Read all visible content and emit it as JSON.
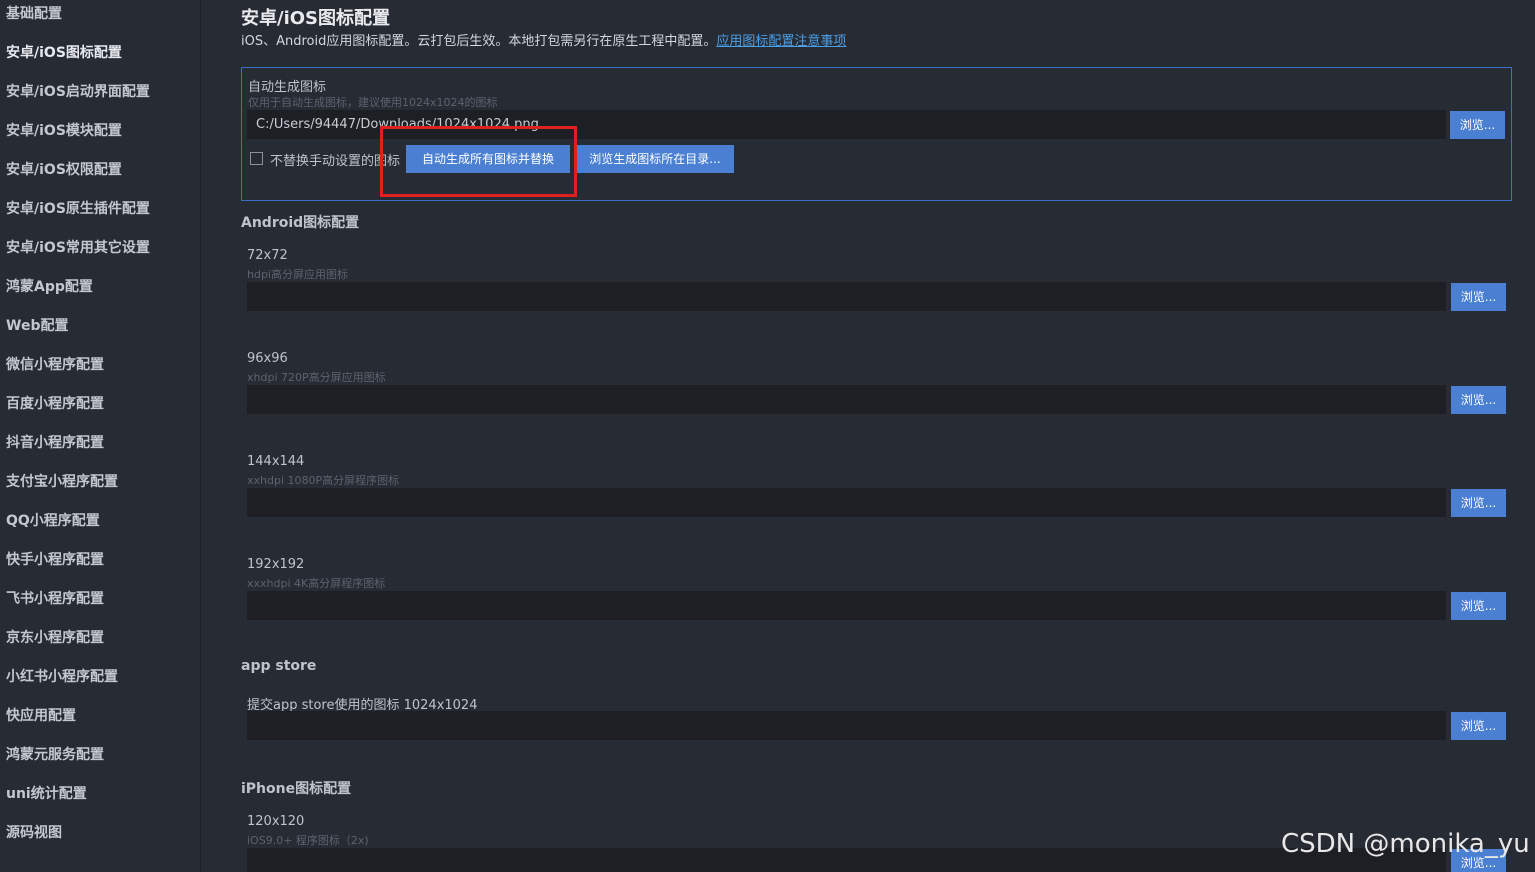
{
  "sidebar": {
    "items": [
      {
        "label": "基础配置"
      },
      {
        "label": "安卓/iOS图标配置"
      },
      {
        "label": "安卓/iOS启动界面配置"
      },
      {
        "label": "安卓/iOS模块配置"
      },
      {
        "label": "安卓/iOS权限配置"
      },
      {
        "label": "安卓/iOS原生插件配置"
      },
      {
        "label": "安卓/iOS常用其它设置"
      },
      {
        "label": "鸿蒙App配置"
      },
      {
        "label": "Web配置"
      },
      {
        "label": "微信小程序配置"
      },
      {
        "label": "百度小程序配置"
      },
      {
        "label": "抖音小程序配置"
      },
      {
        "label": "支付宝小程序配置"
      },
      {
        "label": "QQ小程序配置"
      },
      {
        "label": "快手小程序配置"
      },
      {
        "label": "飞书小程序配置"
      },
      {
        "label": "京东小程序配置"
      },
      {
        "label": "小红书小程序配置"
      },
      {
        "label": "快应用配置"
      },
      {
        "label": "鸿蒙元服务配置"
      },
      {
        "label": "uni统计配置"
      },
      {
        "label": "源码视图"
      }
    ]
  },
  "page": {
    "title": "安卓/iOS图标配置",
    "description": "iOS、Android应用图标配置。云打包后生效。本地打包需另行在原生工程中配置。",
    "link": "应用图标配置注意事项"
  },
  "auto_generate": {
    "label": "自动生成图标",
    "hint": "仅用于自动生成图标，建议使用1024x1024的图标",
    "path_value": "C:/Users/94447/Downloads/1024x1024.png",
    "browse_label": "浏览...",
    "checkbox_label": "不替换手动设置的图标",
    "generate_button": "自动生成所有图标并替换",
    "browse_dir_button": "浏览生成图标所在目录..."
  },
  "android": {
    "section_title": "Android图标配置",
    "fields": [
      {
        "label": "72x72",
        "hint": "hdpi高分屏应用图标",
        "value": "",
        "browse": "浏览..."
      },
      {
        "label": "96x96",
        "hint": "xhdpi 720P高分屏应用图标",
        "value": "",
        "browse": "浏览..."
      },
      {
        "label": "144x144",
        "hint": "xxhdpi 1080P高分屏程序图标",
        "value": "",
        "browse": "浏览..."
      },
      {
        "label": "192x192",
        "hint": "xxxhdpi 4K高分屏程序图标",
        "value": "",
        "browse": "浏览..."
      }
    ]
  },
  "appstore": {
    "section_title": "app store",
    "field_label": "提交app store使用的图标 1024x1024",
    "value": "",
    "browse": "浏览..."
  },
  "iphone": {
    "section_title": "iPhone图标配置",
    "field_label": "120x120",
    "field_hint": "iOS9.0+ 程序图标（2x)",
    "value": "",
    "browse": "浏览..."
  },
  "watermark": "CSDN @monika_yu",
  "colors": {
    "background": "#272b34",
    "input_bg": "#1d1f24",
    "button": "#4a7fd1",
    "box_border": "#3a6fc4",
    "highlight": "#e01f1f",
    "link": "#4a9fe8"
  }
}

● WRITTEN PROBLEM: Repeat the material above word for word, please, apart from its images.

● FINISHED ANSWER:
Read all visible content and emit it as JSON.
{
  "sidebar": {
    "items": [
      {
        "label": "基础配置"
      },
      {
        "label": "安卓/iOS图标配置"
      },
      {
        "label": "安卓/iOS启动界面配置"
      },
      {
        "label": "安卓/iOS模块配置"
      },
      {
        "label": "安卓/iOS权限配置"
      },
      {
        "label": "安卓/iOS原生插件配置"
      },
      {
        "label": "安卓/iOS常用其它设置"
      },
      {
        "label": "鸿蒙App配置"
      },
      {
        "label": "Web配置"
      },
      {
        "label": "微信小程序配置"
      },
      {
        "label": "百度小程序配置"
      },
      {
        "label": "抖音小程序配置"
      },
      {
        "label": "支付宝小程序配置"
      },
      {
        "label": "QQ小程序配置"
      },
      {
        "label": "快手小程序配置"
      },
      {
        "label": "飞书小程序配置"
      },
      {
        "label": "京东小程序配置"
      },
      {
        "label": "小红书小程序配置"
      },
      {
        "label": "快应用配置"
      },
      {
        "label": "鸿蒙元服务配置"
      },
      {
        "label": "uni统计配置"
      },
      {
        "label": "源码视图"
      }
    ]
  },
  "page": {
    "title": "安卓/iOS图标配置",
    "description": "iOS、Android应用图标配置。云打包后生效。本地打包需另行在原生工程中配置。",
    "link": "应用图标配置注意事项"
  },
  "auto_generate": {
    "label": "自动生成图标",
    "hint": "仅用于自动生成图标，建议使用1024x1024的图标",
    "path_value": "C:/Users/94447/Downloads/1024x1024.png",
    "browse_label": "浏览...",
    "checkbox_label": "不替换手动设置的图标",
    "generate_button": "自动生成所有图标并替换",
    "browse_dir_button": "浏览生成图标所在目录..."
  },
  "android": {
    "section_title": "Android图标配置",
    "fields": [
      {
        "label": "72x72",
        "hint": "hdpi高分屏应用图标",
        "value": "",
        "browse": "浏览..."
      },
      {
        "label": "96x96",
        "hint": "xhdpi 720P高分屏应用图标",
        "value": "",
        "browse": "浏览..."
      },
      {
        "label": "144x144",
        "hint": "xxhdpi 1080P高分屏程序图标",
        "value": "",
        "browse": "浏览..."
      },
      {
        "label": "192x192",
        "hint": "xxxhdpi 4K高分屏程序图标",
        "value": "",
        "browse": "浏览..."
      }
    ]
  },
  "appstore": {
    "section_title": "app store",
    "field_label": "提交app store使用的图标 1024x1024",
    "value": "",
    "browse": "浏览..."
  },
  "iphone": {
    "section_title": "iPhone图标配置",
    "field_label": "120x120",
    "field_hint": "iOS9.0+ 程序图标（2x)",
    "value": "",
    "browse": "浏览..."
  },
  "watermark": "CSDN @monika_yu",
  "colors": {
    "background": "#272b34",
    "input_bg": "#1d1f24",
    "button": "#4a7fd1",
    "box_border": "#3a6fc4",
    "highlight": "#e01f1f",
    "link": "#4a9fe8"
  }
}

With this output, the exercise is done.